> [Exercise description]: Print the entries verbatim, leaving out the images they contain.

--- BEGIN Data ---

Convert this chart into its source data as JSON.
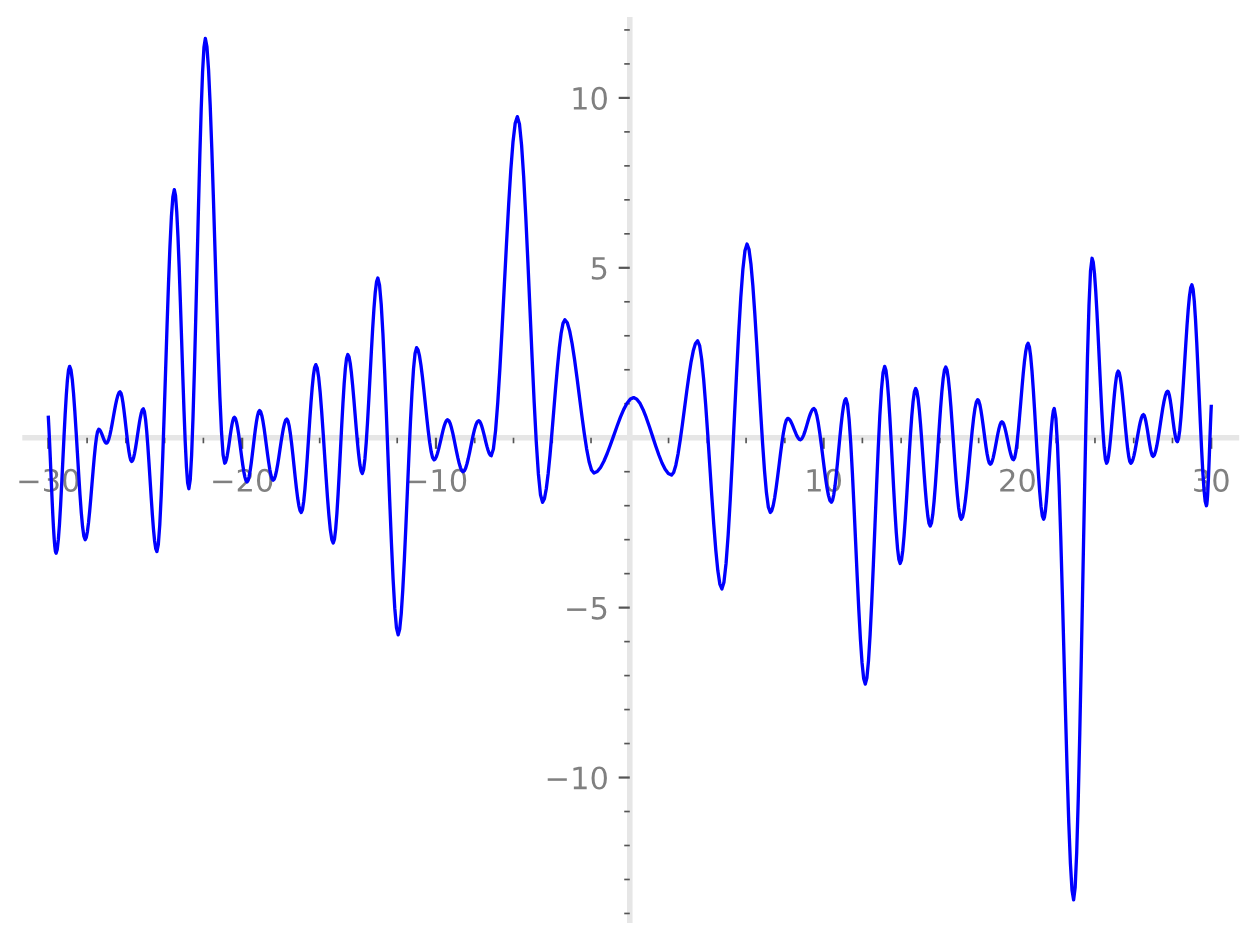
{
  "chart_data": {
    "type": "line",
    "x": [
      -30,
      -29.6,
      -28.9,
      -28.1,
      -27.4,
      -27.0,
      -26.3,
      -25.7,
      -25.1,
      -24.4,
      -23.5,
      -22.75,
      -21.9,
      -20.9,
      -20.4,
      -19.75,
      -19.1,
      -18.4,
      -17.7,
      -16.95,
      -16.2,
      -15.3,
      -14.55,
      -13.8,
      -13.0,
      -11.95,
      -11.0,
      -10.1,
      -9.4,
      -8.6,
      -7.8,
      -7.15,
      -5.8,
      -4.5,
      -3.35,
      -1.85,
      0.2,
      2.15,
      3.5,
      4.75,
      6.05,
      7.25,
      8.15,
      8.8,
      9.5,
      10.4,
      11.15,
      12.15,
      13.15,
      13.95,
      14.75,
      15.5,
      16.3,
      17.1,
      17.95,
      18.6,
      19.2,
      19.8,
      20.55,
      21.35,
      21.9,
      22.9,
      23.85,
      24.6,
      25.2,
      25.85,
      26.5,
      27.0,
      27.75,
      28.25,
      29.0,
      29.75,
      30
    ],
    "series": [
      {
        "color": "#0000ff",
        "values": [
          0.6,
          -3.4,
          2.1,
          -3.0,
          0.25,
          -0.16,
          1.35,
          -0.7,
          0.85,
          -3.35,
          7.3,
          -1.5,
          11.75,
          -0.75,
          0.6,
          -1.3,
          0.8,
          -1.25,
          0.55,
          -2.2,
          2.15,
          -3.1,
          2.45,
          -1.05,
          4.7,
          -5.8,
          2.65,
          -0.65,
          0.53,
          -1.0,
          0.5,
          -0.53,
          9.45,
          -1.9,
          3.47,
          -1.04,
          1.18,
          -1.1,
          2.85,
          -4.45,
          5.7,
          -2.2,
          0.57,
          -0.06,
          0.86,
          -1.9,
          1.15,
          -7.25,
          2.1,
          -3.7,
          1.45,
          -2.6,
          2.08,
          -2.4,
          1.12,
          -0.78,
          0.47,
          -0.65,
          2.78,
          -2.4,
          0.86,
          -13.6,
          5.28,
          -0.75,
          1.96,
          -0.75,
          0.68,
          -0.55,
          1.37,
          -0.12,
          4.5,
          -2.0,
          0.92
        ]
      }
    ],
    "xlim": [
      -31.2,
      31.3
    ],
    "ylim": [
      -14.2,
      12.3
    ],
    "xticks": [
      {
        "value": -30,
        "label": "−30"
      },
      {
        "value": -28,
        "label": null
      },
      {
        "value": -26,
        "label": null
      },
      {
        "value": -24,
        "label": null
      },
      {
        "value": -22,
        "label": null
      },
      {
        "value": -20,
        "label": "−20"
      },
      {
        "value": -18,
        "label": null
      },
      {
        "value": -16,
        "label": null
      },
      {
        "value": -14,
        "label": null
      },
      {
        "value": -12,
        "label": null
      },
      {
        "value": -10,
        "label": "−10"
      },
      {
        "value": -8,
        "label": null
      },
      {
        "value": -6,
        "label": null
      },
      {
        "value": -4,
        "label": null
      },
      {
        "value": -2,
        "label": null
      },
      {
        "value": 2,
        "label": null
      },
      {
        "value": 4,
        "label": null
      },
      {
        "value": 6,
        "label": null
      },
      {
        "value": 8,
        "label": null
      },
      10,
      {
        "value": 12,
        "label": null
      },
      {
        "value": 14,
        "label": null
      },
      {
        "value": 16,
        "label": null
      },
      {
        "value": 18,
        "label": null
      },
      20,
      {
        "value": 22,
        "label": null
      },
      {
        "value": 24,
        "label": null
      },
      {
        "value": 26,
        "label": null
      },
      {
        "value": 28,
        "label": null
      },
      30
    ],
    "yticks": [
      {
        "value": -14,
        "label": null
      },
      {
        "value": -13,
        "label": null
      },
      {
        "value": -12,
        "label": null
      },
      {
        "value": -11,
        "label": null
      },
      {
        "value": -10,
        "label": "−10"
      },
      {
        "value": -9,
        "label": null
      },
      {
        "value": -8,
        "label": null
      },
      {
        "value": -7,
        "label": null
      },
      {
        "value": -6,
        "label": null
      },
      {
        "value": -5,
        "label": "−5"
      },
      {
        "value": -4,
        "label": null
      },
      {
        "value": -3,
        "label": null
      },
      {
        "value": -2,
        "label": null
      },
      {
        "value": -1,
        "label": null
      },
      {
        "value": 1,
        "label": null
      },
      {
        "value": 2,
        "label": null
      },
      {
        "value": 3,
        "label": null
      },
      {
        "value": 4,
        "label": null
      },
      5,
      {
        "value": 6,
        "label": null
      },
      {
        "value": 7,
        "label": null
      },
      {
        "value": 8,
        "label": null
      },
      {
        "value": 9,
        "label": null
      },
      10,
      {
        "value": 11,
        "label": null
      },
      {
        "value": 12,
        "label": null
      }
    ],
    "grid": false,
    "marker": "none",
    "line_style": "solid"
  }
}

--- END Data ---

> [Exercise response]:
Convert this chart into its source data as JSON.
{
  "chart_data": {
    "type": "line",
    "x": [
      -30,
      -29.6,
      -28.9,
      -28.1,
      -27.4,
      -27.0,
      -26.3,
      -25.7,
      -25.1,
      -24.4,
      -23.5,
      -22.75,
      -21.9,
      -20.9,
      -20.4,
      -19.75,
      -19.1,
      -18.4,
      -17.7,
      -16.95,
      -16.2,
      -15.3,
      -14.55,
      -13.8,
      -13.0,
      -11.95,
      -11.0,
      -10.1,
      -9.4,
      -8.6,
      -7.8,
      -7.15,
      -5.8,
      -4.5,
      -3.35,
      -1.85,
      0.2,
      2.15,
      3.5,
      4.75,
      6.05,
      7.25,
      8.15,
      8.8,
      9.5,
      10.4,
      11.15,
      12.15,
      13.15,
      13.95,
      14.75,
      15.5,
      16.3,
      17.1,
      17.95,
      18.6,
      19.2,
      19.8,
      20.55,
      21.35,
      21.9,
      22.9,
      23.85,
      24.6,
      25.2,
      25.85,
      26.5,
      27.0,
      27.75,
      28.25,
      29.0,
      29.75,
      30
    ],
    "series": [
      {
        "color": "#0000ff",
        "values": [
          0.6,
          -3.4,
          2.1,
          -3.0,
          0.25,
          -0.16,
          1.35,
          -0.7,
          0.85,
          -3.35,
          7.3,
          -1.5,
          11.75,
          -0.75,
          0.6,
          -1.3,
          0.8,
          -1.25,
          0.55,
          -2.2,
          2.15,
          -3.1,
          2.45,
          -1.05,
          4.7,
          -5.8,
          2.65,
          -0.65,
          0.53,
          -1.0,
          0.5,
          -0.53,
          9.45,
          -1.9,
          3.47,
          -1.04,
          1.18,
          -1.1,
          2.85,
          -4.45,
          5.7,
          -2.2,
          0.57,
          -0.06,
          0.86,
          -1.9,
          1.15,
          -7.25,
          2.1,
          -3.7,
          1.45,
          -2.6,
          2.08,
          -2.4,
          1.12,
          -0.78,
          0.47,
          -0.65,
          2.78,
          -2.4,
          0.86,
          -13.6,
          5.28,
          -0.75,
          1.96,
          -0.75,
          0.68,
          -0.55,
          1.37,
          -0.12,
          4.5,
          -2.0,
          0.92
        ]
      }
    ],
    "xlim": [
      -31.2,
      31.3
    ],
    "ylim": [
      -14.2,
      12.3
    ],
    "xticks": [
      {
        "value": -30,
        "label": "−30"
      },
      {
        "value": -28,
        "label": null
      },
      {
        "value": -26,
        "label": null
      },
      {
        "value": -24,
        "label": null
      },
      {
        "value": -22,
        "label": null
      },
      {
        "value": -20,
        "label": "−20"
      },
      {
        "value": -18,
        "label": null
      },
      {
        "value": -16,
        "label": null
      },
      {
        "value": -14,
        "label": null
      },
      {
        "value": -12,
        "label": null
      },
      {
        "value": -10,
        "label": "−10"
      },
      {
        "value": -8,
        "label": null
      },
      {
        "value": -6,
        "label": null
      },
      {
        "value": -4,
        "label": null
      },
      {
        "value": -2,
        "label": null
      },
      {
        "value": 2,
        "label": null
      },
      {
        "value": 4,
        "label": null
      },
      {
        "value": 6,
        "label": null
      },
      {
        "value": 8,
        "label": null
      },
      10,
      {
        "value": 12,
        "label": null
      },
      {
        "value": 14,
        "label": null
      },
      {
        "value": 16,
        "label": null
      },
      {
        "value": 18,
        "label": null
      },
      20,
      {
        "value": 22,
        "label": null
      },
      {
        "value": 24,
        "label": null
      },
      {
        "value": 26,
        "label": null
      },
      {
        "value": 28,
        "label": null
      },
      30
    ],
    "yticks": [
      {
        "value": -14,
        "label": null
      },
      {
        "value": -13,
        "label": null
      },
      {
        "value": -12,
        "label": null
      },
      {
        "value": -11,
        "label": null
      },
      {
        "value": -10,
        "label": "−10"
      },
      {
        "value": -9,
        "label": null
      },
      {
        "value": -8,
        "label": null
      },
      {
        "value": -7,
        "label": null
      },
      {
        "value": -6,
        "label": null
      },
      {
        "value": -5,
        "label": "−5"
      },
      {
        "value": -4,
        "label": null
      },
      {
        "value": -3,
        "label": null
      },
      {
        "value": -2,
        "label": null
      },
      {
        "value": -1,
        "label": null
      },
      {
        "value": 1,
        "label": null
      },
      {
        "value": 2,
        "label": null
      },
      {
        "value": 3,
        "label": null
      },
      {
        "value": 4,
        "label": null
      },
      5,
      {
        "value": 6,
        "label": null
      },
      {
        "value": 7,
        "label": null
      },
      {
        "value": 8,
        "label": null
      },
      {
        "value": 9,
        "label": null
      },
      10,
      {
        "value": 11,
        "label": null
      },
      {
        "value": 12,
        "label": null
      }
    ],
    "grid": false,
    "marker": "none",
    "line_style": "solid"
  }
}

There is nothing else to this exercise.